* _Exercise_
Output the material word for word. Leave each picture out.

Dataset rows
- - -

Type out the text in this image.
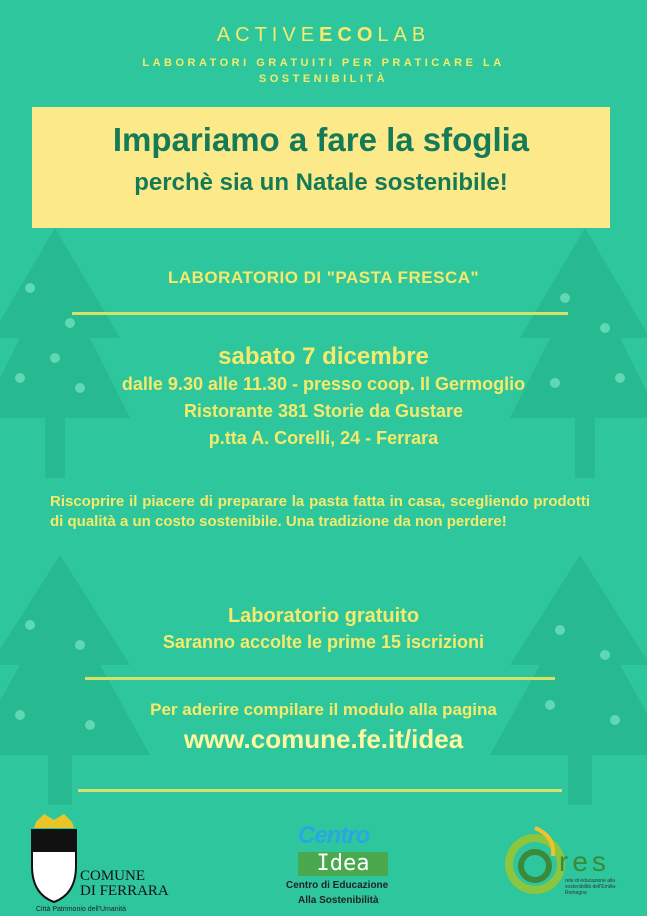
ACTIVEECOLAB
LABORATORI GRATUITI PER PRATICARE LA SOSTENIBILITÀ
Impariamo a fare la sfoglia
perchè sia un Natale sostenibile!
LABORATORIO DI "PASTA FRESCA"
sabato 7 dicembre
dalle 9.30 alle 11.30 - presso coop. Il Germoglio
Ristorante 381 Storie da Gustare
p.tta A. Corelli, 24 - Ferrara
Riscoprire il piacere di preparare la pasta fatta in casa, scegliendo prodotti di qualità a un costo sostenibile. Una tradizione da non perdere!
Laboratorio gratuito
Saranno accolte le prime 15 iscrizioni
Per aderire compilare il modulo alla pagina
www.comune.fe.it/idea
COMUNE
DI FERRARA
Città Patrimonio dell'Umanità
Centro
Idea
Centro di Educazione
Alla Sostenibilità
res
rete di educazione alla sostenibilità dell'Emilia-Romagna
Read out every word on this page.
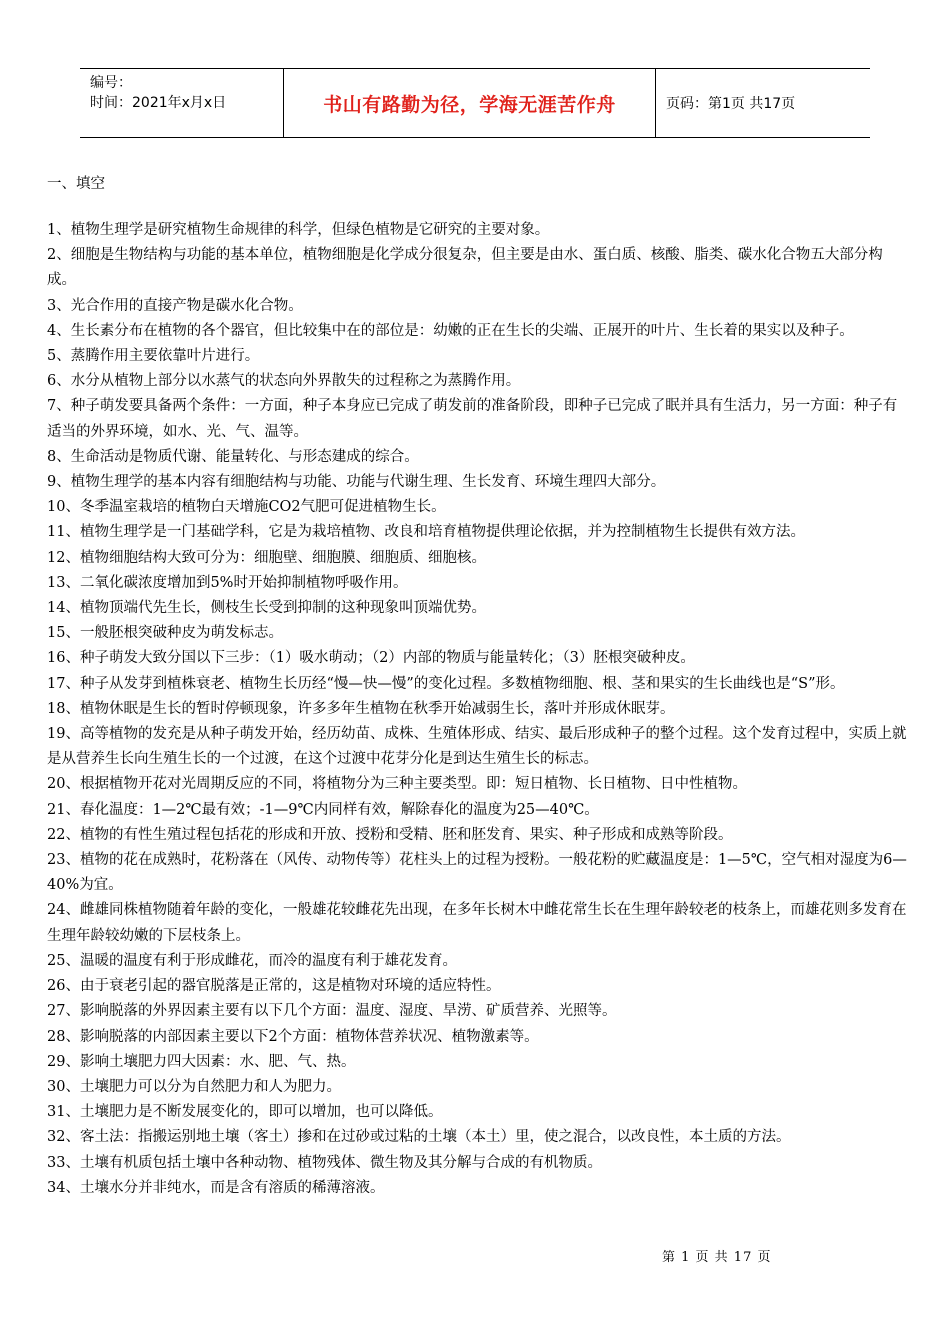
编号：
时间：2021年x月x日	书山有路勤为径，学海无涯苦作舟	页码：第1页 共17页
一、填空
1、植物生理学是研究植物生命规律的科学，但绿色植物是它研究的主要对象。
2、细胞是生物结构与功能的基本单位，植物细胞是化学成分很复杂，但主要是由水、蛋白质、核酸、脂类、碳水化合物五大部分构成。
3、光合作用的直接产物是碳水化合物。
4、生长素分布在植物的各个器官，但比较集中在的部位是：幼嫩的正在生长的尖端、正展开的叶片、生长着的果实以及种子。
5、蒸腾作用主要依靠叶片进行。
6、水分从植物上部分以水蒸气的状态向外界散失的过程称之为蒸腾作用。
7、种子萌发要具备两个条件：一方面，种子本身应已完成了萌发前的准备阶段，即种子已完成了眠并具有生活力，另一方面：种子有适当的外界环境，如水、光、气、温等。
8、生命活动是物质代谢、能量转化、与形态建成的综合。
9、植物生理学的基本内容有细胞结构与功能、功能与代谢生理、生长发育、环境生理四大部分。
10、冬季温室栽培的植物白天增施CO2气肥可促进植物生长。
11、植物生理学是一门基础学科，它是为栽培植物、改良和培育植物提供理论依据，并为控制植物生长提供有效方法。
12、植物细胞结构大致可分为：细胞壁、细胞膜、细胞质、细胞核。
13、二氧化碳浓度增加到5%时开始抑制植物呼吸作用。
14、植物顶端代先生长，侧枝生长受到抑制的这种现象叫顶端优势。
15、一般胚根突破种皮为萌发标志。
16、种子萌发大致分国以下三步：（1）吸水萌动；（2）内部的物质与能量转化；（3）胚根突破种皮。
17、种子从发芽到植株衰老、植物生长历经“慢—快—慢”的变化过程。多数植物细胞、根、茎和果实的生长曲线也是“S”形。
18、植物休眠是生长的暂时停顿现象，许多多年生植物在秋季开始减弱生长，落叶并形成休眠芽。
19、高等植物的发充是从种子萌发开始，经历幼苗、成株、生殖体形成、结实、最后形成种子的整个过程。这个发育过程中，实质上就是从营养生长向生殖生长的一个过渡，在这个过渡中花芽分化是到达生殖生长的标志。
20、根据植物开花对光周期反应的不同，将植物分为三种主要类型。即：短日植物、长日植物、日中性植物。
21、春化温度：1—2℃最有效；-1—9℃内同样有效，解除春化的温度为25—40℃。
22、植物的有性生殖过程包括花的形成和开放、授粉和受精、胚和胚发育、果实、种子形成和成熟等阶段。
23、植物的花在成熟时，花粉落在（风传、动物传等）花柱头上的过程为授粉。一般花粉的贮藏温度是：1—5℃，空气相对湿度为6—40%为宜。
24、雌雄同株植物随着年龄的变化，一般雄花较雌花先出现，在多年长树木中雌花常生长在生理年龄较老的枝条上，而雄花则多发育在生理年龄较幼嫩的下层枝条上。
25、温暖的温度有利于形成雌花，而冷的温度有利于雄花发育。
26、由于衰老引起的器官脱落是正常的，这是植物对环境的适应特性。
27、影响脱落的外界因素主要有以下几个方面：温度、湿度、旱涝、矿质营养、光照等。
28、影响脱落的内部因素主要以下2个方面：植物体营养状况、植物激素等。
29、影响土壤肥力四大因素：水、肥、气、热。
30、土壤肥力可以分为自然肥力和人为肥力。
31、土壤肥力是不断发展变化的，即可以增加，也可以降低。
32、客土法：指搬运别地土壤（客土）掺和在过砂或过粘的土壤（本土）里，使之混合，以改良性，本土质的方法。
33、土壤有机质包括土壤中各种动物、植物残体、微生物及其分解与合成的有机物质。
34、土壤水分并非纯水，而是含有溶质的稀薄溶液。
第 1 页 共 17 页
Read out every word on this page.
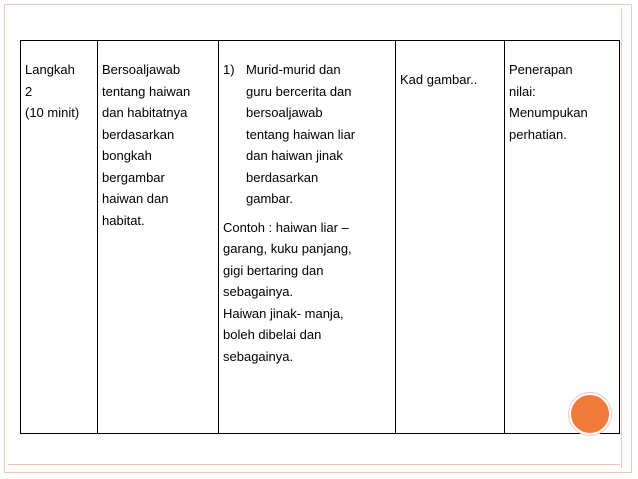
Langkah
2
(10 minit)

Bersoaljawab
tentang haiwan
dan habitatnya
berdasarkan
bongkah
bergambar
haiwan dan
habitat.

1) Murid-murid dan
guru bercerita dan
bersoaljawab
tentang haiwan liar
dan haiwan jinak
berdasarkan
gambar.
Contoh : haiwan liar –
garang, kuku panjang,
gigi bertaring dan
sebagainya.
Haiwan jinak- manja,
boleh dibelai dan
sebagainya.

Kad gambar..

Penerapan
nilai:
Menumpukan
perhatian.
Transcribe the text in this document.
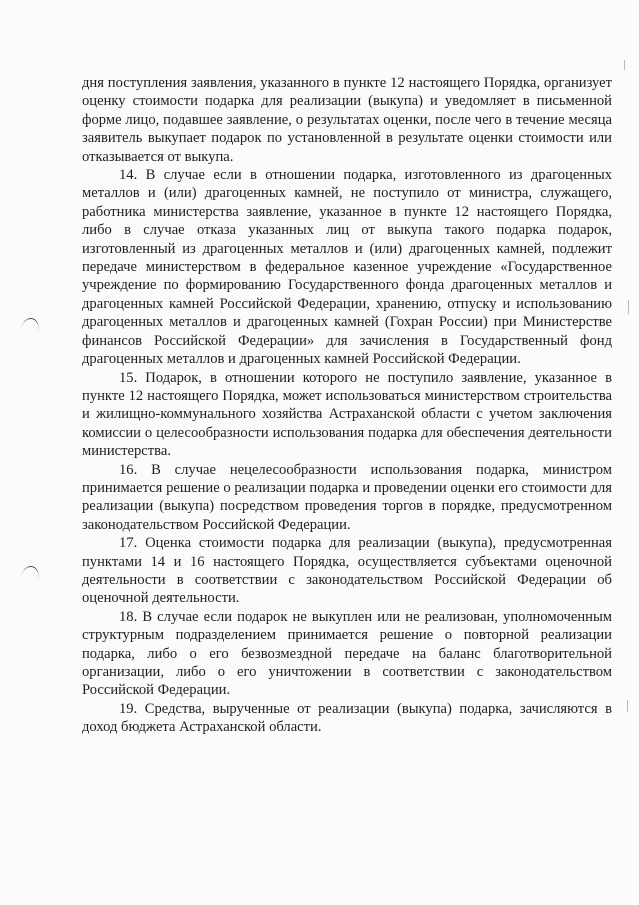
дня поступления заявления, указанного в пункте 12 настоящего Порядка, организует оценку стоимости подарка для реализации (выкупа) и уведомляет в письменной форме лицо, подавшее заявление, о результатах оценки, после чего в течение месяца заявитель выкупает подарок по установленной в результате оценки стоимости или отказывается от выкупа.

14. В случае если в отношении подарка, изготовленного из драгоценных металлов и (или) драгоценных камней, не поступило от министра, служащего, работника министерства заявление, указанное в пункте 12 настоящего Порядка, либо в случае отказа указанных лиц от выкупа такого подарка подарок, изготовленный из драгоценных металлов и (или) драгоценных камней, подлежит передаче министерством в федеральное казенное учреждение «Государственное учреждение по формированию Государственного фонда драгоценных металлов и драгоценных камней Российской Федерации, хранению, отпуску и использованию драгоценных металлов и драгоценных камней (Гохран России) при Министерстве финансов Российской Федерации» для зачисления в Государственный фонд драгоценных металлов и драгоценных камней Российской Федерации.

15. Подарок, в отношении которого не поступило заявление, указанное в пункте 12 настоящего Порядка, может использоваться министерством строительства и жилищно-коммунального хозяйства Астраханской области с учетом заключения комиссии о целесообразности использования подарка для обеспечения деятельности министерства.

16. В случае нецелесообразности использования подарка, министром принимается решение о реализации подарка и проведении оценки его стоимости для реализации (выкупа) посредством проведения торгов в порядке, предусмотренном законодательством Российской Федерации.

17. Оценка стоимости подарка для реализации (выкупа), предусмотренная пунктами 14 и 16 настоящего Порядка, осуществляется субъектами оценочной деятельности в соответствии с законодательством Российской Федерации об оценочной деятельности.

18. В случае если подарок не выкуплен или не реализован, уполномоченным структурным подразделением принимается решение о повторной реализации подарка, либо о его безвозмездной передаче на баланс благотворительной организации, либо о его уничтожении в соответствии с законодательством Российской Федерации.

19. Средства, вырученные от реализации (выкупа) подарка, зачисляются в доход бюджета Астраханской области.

- - -

* _In response_
Type out the text in this image.
ACTIVEECOLAB
LABORATORI GRATUITI PER PRATICARE LA SOSTENIBILITÀ
Impariamo a fare la sfoglia
perchè sia un Natale sostenibile!
LABORATORIO DI "PASTA FRESCA"
sabato 7 dicembre
dalle 9.30 alle 11.30 - presso coop. Il Germoglio
Ristorante 381 Storie da Gustare
p.tta A. Corelli, 24 - Ferrara
Riscoprire il piacere di preparare la pasta fatta in casa, scegliendo prodotti di qualità a un costo sostenibile. Una tradizione da non perdere!
Laboratorio gratuito
Saranno accolte le prime 15 iscrizioni
Per aderire compilare il modulo alla pagina
www.comune.fe.it/idea
COMUNE
DI FERRARA
Città Patrimonio dell'Umanità
Centro
Idea
Centro di Educazione
Alla Sostenibilità
res
rete di educazione alla sostenibilità dell'Emilia-Romagna
Read out every word on this page.
编号：
时间：2021年x月x日	书山有路勤为径，学海无涯苦作舟	页码：第1页 共17页
一、填空
1、植物生理学是研究植物生命规律的科学，但绿色植物是它研究的主要对象。
2、细胞是生物结构与功能的基本单位，植物细胞是化学成分很复杂，但主要是由水、蛋白质、核酸、脂类、碳水化合物五大部分构成。
3、光合作用的直接产物是碳水化合物。
4、生长素分布在植物的各个器官，但比较集中在的部位是：幼嫩的正在生长的尖端、正展开的叶片、生长着的果实以及种子。
5、蒸腾作用主要依靠叶片进行。
6、水分从植物上部分以水蒸气的状态向外界散失的过程称之为蒸腾作用。
7、种子萌发要具备两个条件：一方面，种子本身应已完成了萌发前的准备阶段，即种子已完成了眠并具有生活力，另一方面：种子有适当的外界环境，如水、光、气、温等。
8、生命活动是物质代谢、能量转化、与形态建成的综合。
9、植物生理学的基本内容有细胞结构与功能、功能与代谢生理、生长发育、环境生理四大部分。
10、冬季温室栽培的植物白天增施CO2气肥可促进植物生长。
11、植物生理学是一门基础学科，它是为栽培植物、改良和培育植物提供理论依据，并为控制植物生长提供有效方法。
12、植物细胞结构大致可分为：细胞壁、细胞膜、细胞质、细胞核。
13、二氧化碳浓度增加到5%时开始抑制植物呼吸作用。
14、植物顶端代先生长，侧枝生长受到抑制的这种现象叫顶端优势。
15、一般胚根突破种皮为萌发标志。
16、种子萌发大致分国以下三步：（1）吸水萌动；（2）内部的物质与能量转化；（3）胚根突破种皮。
17、种子从发芽到植株衰老、植物生长历经“慢—快—慢”的变化过程。多数植物细胞、根、茎和果实的生长曲线也是“S”形。
18、植物休眠是生长的暂时停顿现象，许多多年生植物在秋季开始减弱生长，落叶并形成休眠芽。
19、高等植物的发充是从种子萌发开始，经历幼苗、成株、生殖体形成、结实、最后形成种子的整个过程。这个发育过程中，实质上就是从营养生长向生殖生长的一个过渡，在这个过渡中花芽分化是到达生殖生长的标志。
20、根据植物开花对光周期反应的不同，将植物分为三种主要类型。即：短日植物、长日植物、日中性植物。
21、春化温度：1—2℃最有效；-1—9℃内同样有效，解除春化的温度为25—40℃。
22、植物的有性生殖过程包括花的形成和开放、授粉和受精、胚和胚发育、果实、种子形成和成熟等阶段。
23、植物的花在成熟时，花粉落在（风传、动物传等）花柱头上的过程为授粉。一般花粉的贮藏温度是：1—5℃，空气相对湿度为6—40%为宜。
24、雌雄同株植物随着年龄的变化，一般雄花较雌花先出现，在多年长树木中雌花常生长在生理年龄较老的枝条上，而雄花则多发育在生理年龄较幼嫩的下层枝条上。
25、温暖的温度有利于形成雌花，而冷的温度有利于雄花发育。
26、由于衰老引起的器官脱落是正常的，这是植物对环境的适应特性。
27、影响脱落的外界因素主要有以下几个方面：温度、湿度、旱涝、矿质营养、光照等。
28、影响脱落的内部因素主要以下2个方面：植物体营养状况、植物激素等。
29、影响土壤肥力四大因素：水、肥、气、热。
30、土壤肥力可以分为自然肥力和人为肥力。
31、土壤肥力是不断发展变化的，即可以增加，也可以降低。
32、客土法：指搬运别地土壤（客土）掺和在过砂或过粘的土壤（本土）里，使之混合，以改良性，本土质的方法。
33、土壤有机质包括土壤中各种动物、植物残体、微生物及其分解与合成的有机物质。
34、土壤水分并非纯水，而是含有溶质的稀薄溶液。
第 1 页 共 17 页
Read out every word on this page.
Langkah
2
(10 minit)

Bersoaljawab
tentang haiwan
dan habitatnya
berdasarkan
bongkah
bergambar
haiwan dan
habitat.

1) Murid-murid dan
guru bercerita dan
bersoaljawab
tentang haiwan liar
dan haiwan jinak
berdasarkan
gambar.
Contoh : haiwan liar –
garang, kuku panjang,
gigi bertaring dan
sebagainya.
Haiwan jinak- manja,
boleh dibelai dan
sebagainya.

Kad gambar..

Penerapan
nilai:
Menumpukan
perhatian.
Transcribe the text in this document.
дня поступления заявления, указанного в пункте 12 настоящего Порядка, организует оценку стоимости подарка для реализации (выкупа) и уведомляет в письменной форме лицо, подавшее заявление, о результатах оценки, после чего в течение месяца заявитель выкупает подарок по установленной в результате оценки стоимости или отказывается от выкупа.

14. В случае если в отношении подарка, изготовленного из драгоценных металлов и (или) драгоценных камней, не поступило от министра, служащего, работника министерства заявление, указанное в пункте 12 настоящего Порядка, либо в случае отказа указанных лиц от выкупа такого подарка подарок, изготовленный из драгоценных металлов и (или) драгоценных камней, подлежит передаче министерством в федеральное казенное учреждение «Государственное учреждение по формированию Государственного фонда драгоценных металлов и драгоценных камней Российской Федерации, хранению, отпуску и использованию драгоценных металлов и драгоценных камней (Гохран России) при Министерстве финансов Российской Федерации» для зачисления в Государственный фонд драгоценных металлов и драгоценных камней Российской Федерации.

15. Подарок, в отношении которого не поступило заявление, указанное в пункте 12 настоящего Порядка, может использоваться министерством строительства и жилищно-коммунального хозяйства Астраханской области с учетом заключения комиссии о целесообразности использования подарка для обеспечения деятельности министерства.

16. В случае нецелесообразности использования подарка, министром принимается решение о реализации подарка и проведении оценки его стоимости для реализации (выкупа) посредством проведения торгов в порядке, предусмотренном законодательством Российской Федерации.

17. Оценка стоимости подарка для реализации (выкупа), предусмотренная пунктами 14 и 16 настоящего Порядка, осуществляется субъектами оценочной деятельности в соответствии с законодательством Российской Федерации об оценочной деятельности.

18. В случае если подарок не выкуплен или не реализован, уполномоченным структурным подразделением принимается решение о повторной реализации подарка, либо о его безвозмездной передаче на баланс благотворительной организации, либо о его уничтожении в соответствии с законодательством Российской Федерации.

19. Средства, вырученные от реализации (выкупа) подарка, зачисляются в доход бюджета Астраханской области.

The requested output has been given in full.